Rows from a dataset
• • • • • • •

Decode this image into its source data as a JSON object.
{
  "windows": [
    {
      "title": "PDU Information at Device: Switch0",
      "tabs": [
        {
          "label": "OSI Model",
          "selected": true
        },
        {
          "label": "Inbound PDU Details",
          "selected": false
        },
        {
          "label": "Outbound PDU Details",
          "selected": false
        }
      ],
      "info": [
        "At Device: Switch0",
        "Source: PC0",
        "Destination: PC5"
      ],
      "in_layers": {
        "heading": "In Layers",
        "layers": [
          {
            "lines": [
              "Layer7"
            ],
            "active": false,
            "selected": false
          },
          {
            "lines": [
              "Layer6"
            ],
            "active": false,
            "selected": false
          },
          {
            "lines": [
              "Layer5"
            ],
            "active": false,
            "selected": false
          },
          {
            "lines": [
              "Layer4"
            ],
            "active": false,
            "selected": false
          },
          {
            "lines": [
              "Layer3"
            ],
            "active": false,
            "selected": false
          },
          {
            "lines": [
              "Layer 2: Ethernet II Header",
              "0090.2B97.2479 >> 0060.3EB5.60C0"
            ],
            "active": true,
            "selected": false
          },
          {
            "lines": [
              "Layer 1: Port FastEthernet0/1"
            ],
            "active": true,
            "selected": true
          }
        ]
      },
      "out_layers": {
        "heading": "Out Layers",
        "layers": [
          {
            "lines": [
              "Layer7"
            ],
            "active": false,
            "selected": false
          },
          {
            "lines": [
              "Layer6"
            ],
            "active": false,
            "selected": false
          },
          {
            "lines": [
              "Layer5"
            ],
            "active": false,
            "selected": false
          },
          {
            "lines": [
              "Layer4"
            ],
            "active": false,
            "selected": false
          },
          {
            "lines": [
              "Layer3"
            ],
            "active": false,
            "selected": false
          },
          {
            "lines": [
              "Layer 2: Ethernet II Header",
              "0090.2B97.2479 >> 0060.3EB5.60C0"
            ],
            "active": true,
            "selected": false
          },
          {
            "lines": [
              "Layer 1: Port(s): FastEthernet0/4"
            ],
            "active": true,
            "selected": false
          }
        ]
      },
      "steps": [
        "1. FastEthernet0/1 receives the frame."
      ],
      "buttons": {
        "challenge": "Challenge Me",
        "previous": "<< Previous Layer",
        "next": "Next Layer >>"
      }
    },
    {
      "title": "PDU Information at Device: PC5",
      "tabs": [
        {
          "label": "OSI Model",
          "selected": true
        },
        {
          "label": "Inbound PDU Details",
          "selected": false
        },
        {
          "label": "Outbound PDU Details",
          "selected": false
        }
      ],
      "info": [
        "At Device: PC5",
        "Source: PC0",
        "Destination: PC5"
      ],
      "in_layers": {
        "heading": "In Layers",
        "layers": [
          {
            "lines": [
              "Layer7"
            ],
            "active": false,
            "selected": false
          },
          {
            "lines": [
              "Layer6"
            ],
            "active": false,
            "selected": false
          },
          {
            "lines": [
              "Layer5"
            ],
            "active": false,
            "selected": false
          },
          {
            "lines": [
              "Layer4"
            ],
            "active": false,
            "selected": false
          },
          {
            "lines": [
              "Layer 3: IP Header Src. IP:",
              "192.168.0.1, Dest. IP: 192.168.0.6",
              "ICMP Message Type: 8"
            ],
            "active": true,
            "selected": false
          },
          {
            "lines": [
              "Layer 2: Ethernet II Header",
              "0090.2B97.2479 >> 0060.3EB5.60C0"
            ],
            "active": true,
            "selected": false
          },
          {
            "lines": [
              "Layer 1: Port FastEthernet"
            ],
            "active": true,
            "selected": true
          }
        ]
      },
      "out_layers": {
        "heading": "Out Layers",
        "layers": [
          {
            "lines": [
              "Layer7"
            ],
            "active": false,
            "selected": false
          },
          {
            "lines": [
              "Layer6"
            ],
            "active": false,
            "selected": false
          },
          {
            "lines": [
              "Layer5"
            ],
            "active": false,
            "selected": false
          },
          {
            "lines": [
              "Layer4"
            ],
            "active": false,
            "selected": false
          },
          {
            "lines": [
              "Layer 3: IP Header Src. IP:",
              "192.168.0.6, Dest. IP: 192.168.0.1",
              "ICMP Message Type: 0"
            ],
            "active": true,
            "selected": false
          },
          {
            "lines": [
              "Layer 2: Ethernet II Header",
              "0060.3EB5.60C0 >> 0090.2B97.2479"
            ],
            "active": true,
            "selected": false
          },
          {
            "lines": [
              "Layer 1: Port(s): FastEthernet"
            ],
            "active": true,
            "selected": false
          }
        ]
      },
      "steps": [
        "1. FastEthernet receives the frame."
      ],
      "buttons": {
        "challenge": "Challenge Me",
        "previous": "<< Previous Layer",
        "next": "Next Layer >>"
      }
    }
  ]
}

• • • • • • •

**AIM OF THE TASK**
Would you reproduce all the entries exactly?

**WRITTEN SOLUTION**
Decode this image into its source data as a JSON object.
{
  "windows": [
    {
      "title": "PDU Information at Device: Switch0",
      "tabs": [
        {
          "label": "OSI Model",
          "selected": true
        },
        {
          "label": "Inbound PDU Details",
          "selected": false
        },
        {
          "label": "Outbound PDU Details",
          "selected": false
        }
      ],
      "info": [
        "At Device: Switch0",
        "Source: PC0",
        "Destination: PC5"
      ],
      "in_layers": {
        "heading": "In Layers",
        "layers": [
          {
            "lines": [
              "Layer7"
            ],
            "active": false,
            "selected": false
          },
          {
            "lines": [
              "Layer6"
            ],
            "active": false,
            "selected": false
          },
          {
            "lines": [
              "Layer5"
            ],
            "active": false,
            "selected": false
          },
          {
            "lines": [
              "Layer4"
            ],
            "active": false,
            "selected": false
          },
          {
            "lines": [
              "Layer3"
            ],
            "active": false,
            "selected": false
          },
          {
            "lines": [
              "Layer 2: Ethernet II Header",
              "0090.2B97.2479 >> 0060.3EB5.60C0"
            ],
            "active": true,
            "selected": false
          },
          {
            "lines": [
              "Layer 1: Port FastEthernet0/1"
            ],
            "active": true,
            "selected": true
          }
        ]
      },
      "out_layers": {
        "heading": "Out Layers",
        "layers": [
          {
            "lines": [
              "Layer7"
            ],
            "active": false,
            "selected": false
          },
          {
            "lines": [
              "Layer6"
            ],
            "active": false,
            "selected": false
          },
          {
            "lines": [
              "Layer5"
            ],
            "active": false,
            "selected": false
          },
          {
            "lines": [
              "Layer4"
            ],
            "active": false,
            "selected": false
          },
          {
            "lines": [
              "Layer3"
            ],
            "active": false,
            "selected": false
          },
          {
            "lines": [
              "Layer 2: Ethernet II Header",
              "0090.2B97.2479 >> 0060.3EB5.60C0"
            ],
            "active": true,
            "selected": false
          },
          {
            "lines": [
              "Layer 1: Port(s): FastEthernet0/4"
            ],
            "active": true,
            "selected": false
          }
        ]
      },
      "steps": [
        "1. FastEthernet0/1 receives the frame."
      ],
      "buttons": {
        "challenge": "Challenge Me",
        "previous": "<< Previous Layer",
        "next": "Next Layer >>"
      }
    },
    {
      "title": "PDU Information at Device: PC5",
      "tabs": [
        {
          "label": "OSI Model",
          "selected": true
        },
        {
          "label": "Inbound PDU Details",
          "selected": false
        },
        {
          "label": "Outbound PDU Details",
          "selected": false
        }
      ],
      "info": [
        "At Device: PC5",
        "Source: PC0",
        "Destination: PC5"
      ],
      "in_layers": {
        "heading": "In Layers",
        "layers": [
          {
            "lines": [
              "Layer7"
            ],
            "active": false,
            "selected": false
          },
          {
            "lines": [
              "Layer6"
            ],
            "active": false,
            "selected": false
          },
          {
            "lines": [
              "Layer5"
            ],
            "active": false,
            "selected": false
          },
          {
            "lines": [
              "Layer4"
            ],
            "active": false,
            "selected": false
          },
          {
            "lines": [
              "Layer 3: IP Header Src. IP:",
              "192.168.0.1, Dest. IP: 192.168.0.6",
              "ICMP Message Type: 8"
            ],
            "active": true,
            "selected": false
          },
          {
            "lines": [
              "Layer 2: Ethernet II Header",
              "0090.2B97.2479 >> 0060.3EB5.60C0"
            ],
            "active": true,
            "selected": false
          },
          {
            "lines": [
              "Layer 1: Port FastEthernet"
            ],
            "active": true,
            "selected": true
          }
        ]
      },
      "out_layers": {
        "heading": "Out Layers",
        "layers": [
          {
            "lines": [
              "Layer7"
            ],
            "active": false,
            "selected": false
          },
          {
            "lines": [
              "Layer6"
            ],
            "active": false,
            "selected": false
          },
          {
            "lines": [
              "Layer5"
            ],
            "active": false,
            "selected": false
          },
          {
            "lines": [
              "Layer4"
            ],
            "active": false,
            "selected": false
          },
          {
            "lines": [
              "Layer 3: IP Header Src. IP:",
              "192.168.0.6, Dest. IP: 192.168.0.1",
              "ICMP Message Type: 0"
            ],
            "active": true,
            "selected": false
          },
          {
            "lines": [
              "Layer 2: Ethernet II Header",
              "0060.3EB5.60C0 >> 0090.2B97.2479"
            ],
            "active": true,
            "selected": false
          },
          {
            "lines": [
              "Layer 1: Port(s): FastEthernet"
            ],
            "active": true,
            "selected": false
          }
        ]
      },
      "steps": [
        "1. FastEthernet receives the frame."
      ],
      "buttons": {
        "challenge": "Challenge Me",
        "previous": "<< Previous Layer",
        "next": "Next Layer >>"
      }
    }
  ]
}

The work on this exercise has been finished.